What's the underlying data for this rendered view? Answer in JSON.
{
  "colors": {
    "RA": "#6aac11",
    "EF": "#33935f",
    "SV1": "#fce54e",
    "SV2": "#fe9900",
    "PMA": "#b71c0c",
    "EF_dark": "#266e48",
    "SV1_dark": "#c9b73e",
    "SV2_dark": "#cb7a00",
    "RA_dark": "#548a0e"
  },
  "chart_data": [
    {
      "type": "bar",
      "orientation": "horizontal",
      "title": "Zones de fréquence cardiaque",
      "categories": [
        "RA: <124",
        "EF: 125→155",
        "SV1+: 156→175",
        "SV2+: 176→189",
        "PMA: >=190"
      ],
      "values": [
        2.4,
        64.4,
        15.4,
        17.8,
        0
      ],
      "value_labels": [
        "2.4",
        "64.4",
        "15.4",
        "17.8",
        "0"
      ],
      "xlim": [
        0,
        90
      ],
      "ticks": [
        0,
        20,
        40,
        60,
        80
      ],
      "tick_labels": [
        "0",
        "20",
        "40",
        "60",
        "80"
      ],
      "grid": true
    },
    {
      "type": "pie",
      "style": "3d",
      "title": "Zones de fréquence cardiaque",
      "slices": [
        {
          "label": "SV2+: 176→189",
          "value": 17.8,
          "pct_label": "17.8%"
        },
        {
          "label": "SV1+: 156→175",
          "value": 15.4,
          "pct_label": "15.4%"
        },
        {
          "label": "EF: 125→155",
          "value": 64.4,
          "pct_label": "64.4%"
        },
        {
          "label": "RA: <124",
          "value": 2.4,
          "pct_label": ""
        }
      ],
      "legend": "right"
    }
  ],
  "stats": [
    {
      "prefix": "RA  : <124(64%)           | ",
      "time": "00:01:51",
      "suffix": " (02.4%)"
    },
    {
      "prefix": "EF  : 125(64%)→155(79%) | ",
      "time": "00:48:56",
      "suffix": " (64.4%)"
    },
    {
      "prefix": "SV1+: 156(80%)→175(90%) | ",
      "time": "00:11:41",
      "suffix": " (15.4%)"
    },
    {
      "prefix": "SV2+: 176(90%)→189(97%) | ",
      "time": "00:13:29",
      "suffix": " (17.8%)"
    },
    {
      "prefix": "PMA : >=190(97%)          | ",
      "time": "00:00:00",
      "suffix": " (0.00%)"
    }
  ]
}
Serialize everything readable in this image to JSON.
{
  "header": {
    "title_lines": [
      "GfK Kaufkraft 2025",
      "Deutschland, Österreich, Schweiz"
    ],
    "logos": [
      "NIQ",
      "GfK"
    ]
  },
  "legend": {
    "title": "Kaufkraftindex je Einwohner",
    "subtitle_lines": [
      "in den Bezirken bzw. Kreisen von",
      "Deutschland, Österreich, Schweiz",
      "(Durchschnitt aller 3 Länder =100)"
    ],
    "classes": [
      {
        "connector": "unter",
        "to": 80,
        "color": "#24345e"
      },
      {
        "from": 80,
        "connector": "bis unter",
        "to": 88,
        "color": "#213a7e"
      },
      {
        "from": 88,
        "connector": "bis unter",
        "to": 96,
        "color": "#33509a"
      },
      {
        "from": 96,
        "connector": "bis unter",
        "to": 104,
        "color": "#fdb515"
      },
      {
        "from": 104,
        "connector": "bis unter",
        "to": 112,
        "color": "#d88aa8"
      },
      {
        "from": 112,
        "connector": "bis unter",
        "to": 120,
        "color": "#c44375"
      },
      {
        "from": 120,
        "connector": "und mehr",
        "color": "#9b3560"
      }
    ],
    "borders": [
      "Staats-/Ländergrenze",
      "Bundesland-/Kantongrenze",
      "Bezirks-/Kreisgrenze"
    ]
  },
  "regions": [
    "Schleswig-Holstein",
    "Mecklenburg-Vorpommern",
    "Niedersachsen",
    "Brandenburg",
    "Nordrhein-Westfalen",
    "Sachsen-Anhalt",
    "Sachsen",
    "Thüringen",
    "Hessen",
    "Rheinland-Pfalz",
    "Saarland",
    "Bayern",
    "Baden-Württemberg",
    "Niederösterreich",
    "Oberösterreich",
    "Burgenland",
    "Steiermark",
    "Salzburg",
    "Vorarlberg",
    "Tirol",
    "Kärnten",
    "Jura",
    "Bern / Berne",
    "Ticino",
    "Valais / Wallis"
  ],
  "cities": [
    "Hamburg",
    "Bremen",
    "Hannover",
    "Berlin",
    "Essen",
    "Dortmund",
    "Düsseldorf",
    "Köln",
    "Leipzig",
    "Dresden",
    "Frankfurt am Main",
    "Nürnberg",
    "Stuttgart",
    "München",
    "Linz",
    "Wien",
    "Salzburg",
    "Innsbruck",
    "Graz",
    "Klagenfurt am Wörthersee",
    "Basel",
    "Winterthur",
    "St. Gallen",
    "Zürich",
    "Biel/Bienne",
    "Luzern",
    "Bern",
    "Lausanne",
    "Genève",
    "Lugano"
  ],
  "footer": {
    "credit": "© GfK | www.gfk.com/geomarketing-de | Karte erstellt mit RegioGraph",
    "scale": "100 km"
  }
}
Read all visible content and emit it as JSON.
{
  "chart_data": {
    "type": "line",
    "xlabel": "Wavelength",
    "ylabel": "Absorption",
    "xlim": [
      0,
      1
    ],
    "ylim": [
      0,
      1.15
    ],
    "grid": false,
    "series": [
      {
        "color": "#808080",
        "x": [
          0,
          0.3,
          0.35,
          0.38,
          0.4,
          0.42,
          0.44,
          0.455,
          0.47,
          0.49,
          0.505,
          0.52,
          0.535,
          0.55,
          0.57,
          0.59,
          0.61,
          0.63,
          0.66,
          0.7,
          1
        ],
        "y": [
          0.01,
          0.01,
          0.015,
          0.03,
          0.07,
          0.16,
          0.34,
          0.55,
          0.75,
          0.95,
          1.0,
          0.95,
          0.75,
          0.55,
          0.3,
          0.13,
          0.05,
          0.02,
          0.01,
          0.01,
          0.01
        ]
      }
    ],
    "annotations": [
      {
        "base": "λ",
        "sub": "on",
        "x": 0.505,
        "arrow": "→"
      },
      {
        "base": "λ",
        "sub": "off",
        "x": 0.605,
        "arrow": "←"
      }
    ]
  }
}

****

◆ **WORK REQUIRED**: Your task is to retype all the records above with nothing left out.

◆ **EXPECTED OUTPUT**:
What's the underlying data for this rendered view? Answer in JSON.
{
  "colors": {
    "RA": "#6aac11",
    "EF": "#33935f",
    "SV1": "#fce54e",
    "SV2": "#fe9900",
    "PMA": "#b71c0c",
    "EF_dark": "#266e48",
    "SV1_dark": "#c9b73e",
    "SV2_dark": "#cb7a00",
    "RA_dark": "#548a0e"
  },
  "chart_data": [
    {
      "type": "bar",
      "orientation": "horizontal",
      "title": "Zones de fréquence cardiaque",
      "categories": [
        "RA: <124",
        "EF: 125→155",
        "SV1+: 156→175",
        "SV2+: 176→189",
        "PMA: >=190"
      ],
      "values": [
        2.4,
        64.4,
        15.4,
        17.8,
        0
      ],
      "value_labels": [
        "2.4",
        "64.4",
        "15.4",
        "17.8",
        "0"
      ],
      "xlim": [
        0,
        90
      ],
      "ticks": [
        0,
        20,
        40,
        60,
        80
      ],
      "tick_labels": [
        "0",
        "20",
        "40",
        "60",
        "80"
      ],
      "grid": true
    },
    {
      "type": "pie",
      "style": "3d",
      "title": "Zones de fréquence cardiaque",
      "slices": [
        {
          "label": "SV2+: 176→189",
          "value": 17.8,
          "pct_label": "17.8%"
        },
        {
          "label": "SV1+: 156→175",
          "value": 15.4,
          "pct_label": "15.4%"
        },
        {
          "label": "EF: 125→155",
          "value": 64.4,
          "pct_label": "64.4%"
        },
        {
          "label": "RA: <124",
          "value": 2.4,
          "pct_label": ""
        }
      ],
      "legend": "right"
    }
  ],
  "stats": [
    {
      "prefix": "RA  : <124(64%)           | ",
      "time": "00:01:51",
      "suffix": " (02.4%)"
    },
    {
      "prefix": "EF  : 125(64%)→155(79%) | ",
      "time": "00:48:56",
      "suffix": " (64.4%)"
    },
    {
      "prefix": "SV1+: 156(80%)→175(90%) | ",
      "time": "00:11:41",
      "suffix": " (15.4%)"
    },
    {
      "prefix": "SV2+: 176(90%)→189(97%) | ",
      "time": "00:13:29",
      "suffix": " (17.8%)"
    },
    {
      "prefix": "PMA : >=190(97%)          | ",
      "time": "00:00:00",
      "suffix": " (0.00%)"
    }
  ]
}
Serialize everything readable in this image to JSON.
{
  "header": {
    "title_lines": [
      "GfK Kaufkraft 2025",
      "Deutschland, Österreich, Schweiz"
    ],
    "logos": [
      "NIQ",
      "GfK"
    ]
  },
  "legend": {
    "title": "Kaufkraftindex je Einwohner",
    "subtitle_lines": [
      "in den Bezirken bzw. Kreisen von",
      "Deutschland, Österreich, Schweiz",
      "(Durchschnitt aller 3 Länder =100)"
    ],
    "classes": [
      {
        "connector": "unter",
        "to": 80,
        "color": "#24345e"
      },
      {
        "from": 80,
        "connector": "bis unter",
        "to": 88,
        "color": "#213a7e"
      },
      {
        "from": 88,
        "connector": "bis unter",
        "to": 96,
        "color": "#33509a"
      },
      {
        "from": 96,
        "connector": "bis unter",
        "to": 104,
        "color": "#fdb515"
      },
      {
        "from": 104,
        "connector": "bis unter",
        "to": 112,
        "color": "#d88aa8"
      },
      {
        "from": 112,
        "connector": "bis unter",
        "to": 120,
        "color": "#c44375"
      },
      {
        "from": 120,
        "connector": "und mehr",
        "color": "#9b3560"
      }
    ],
    "borders": [
      "Staats-/Ländergrenze",
      "Bundesland-/Kantongrenze",
      "Bezirks-/Kreisgrenze"
    ]
  },
  "regions": [
    "Schleswig-Holstein",
    "Mecklenburg-Vorpommern",
    "Niedersachsen",
    "Brandenburg",
    "Nordrhein-Westfalen",
    "Sachsen-Anhalt",
    "Sachsen",
    "Thüringen",
    "Hessen",
    "Rheinland-Pfalz",
    "Saarland",
    "Bayern",
    "Baden-Württemberg",
    "Niederösterreich",
    "Oberösterreich",
    "Burgenland",
    "Steiermark",
    "Salzburg",
    "Vorarlberg",
    "Tirol",
    "Kärnten",
    "Jura",
    "Bern / Berne",
    "Ticino",
    "Valais / Wallis"
  ],
  "cities": [
    "Hamburg",
    "Bremen",
    "Hannover",
    "Berlin",
    "Essen",
    "Dortmund",
    "Düsseldorf",
    "Köln",
    "Leipzig",
    "Dresden",
    "Frankfurt am Main",
    "Nürnberg",
    "Stuttgart",
    "München",
    "Linz",
    "Wien",
    "Salzburg",
    "Innsbruck",
    "Graz",
    "Klagenfurt am Wörthersee",
    "Basel",
    "Winterthur",
    "St. Gallen",
    "Zürich",
    "Biel/Bienne",
    "Luzern",
    "Bern",
    "Lausanne",
    "Genève",
    "Lugano"
  ],
  "footer": {
    "credit": "© GfK | www.gfk.com/geomarketing-de | Karte erstellt mit RegioGraph",
    "scale": "100 km"
  }
}
Read all visible content and emit it as JSON.
{
  "chart_data": {
    "type": "line",
    "xlabel": "Wavelength",
    "ylabel": "Absorption",
    "xlim": [
      0,
      1
    ],
    "ylim": [
      0,
      1.15
    ],
    "grid": false,
    "series": [
      {
        "color": "#808080",
        "x": [
          0,
          0.3,
          0.35,
          0.38,
          0.4,
          0.42,
          0.44,
          0.455,
          0.47,
          0.49,
          0.505,
          0.52,
          0.535,
          0.55,
          0.57,
          0.59,
          0.61,
          0.63,
          0.66,
          0.7,
          1
        ],
        "y": [
          0.01,
          0.01,
          0.015,
          0.03,
          0.07,
          0.16,
          0.34,
          0.55,
          0.75,
          0.95,
          1.0,
          0.95,
          0.75,
          0.55,
          0.3,
          0.13,
          0.05,
          0.02,
          0.01,
          0.01,
          0.01
        ]
      }
    ],
    "annotations": [
      {
        "base": "λ",
        "sub": "on",
        "x": 0.505,
        "arrow": "→"
      },
      {
        "base": "λ",
        "sub": "off",
        "x": 0.605,
        "arrow": "←"
      }
    ]
  }
}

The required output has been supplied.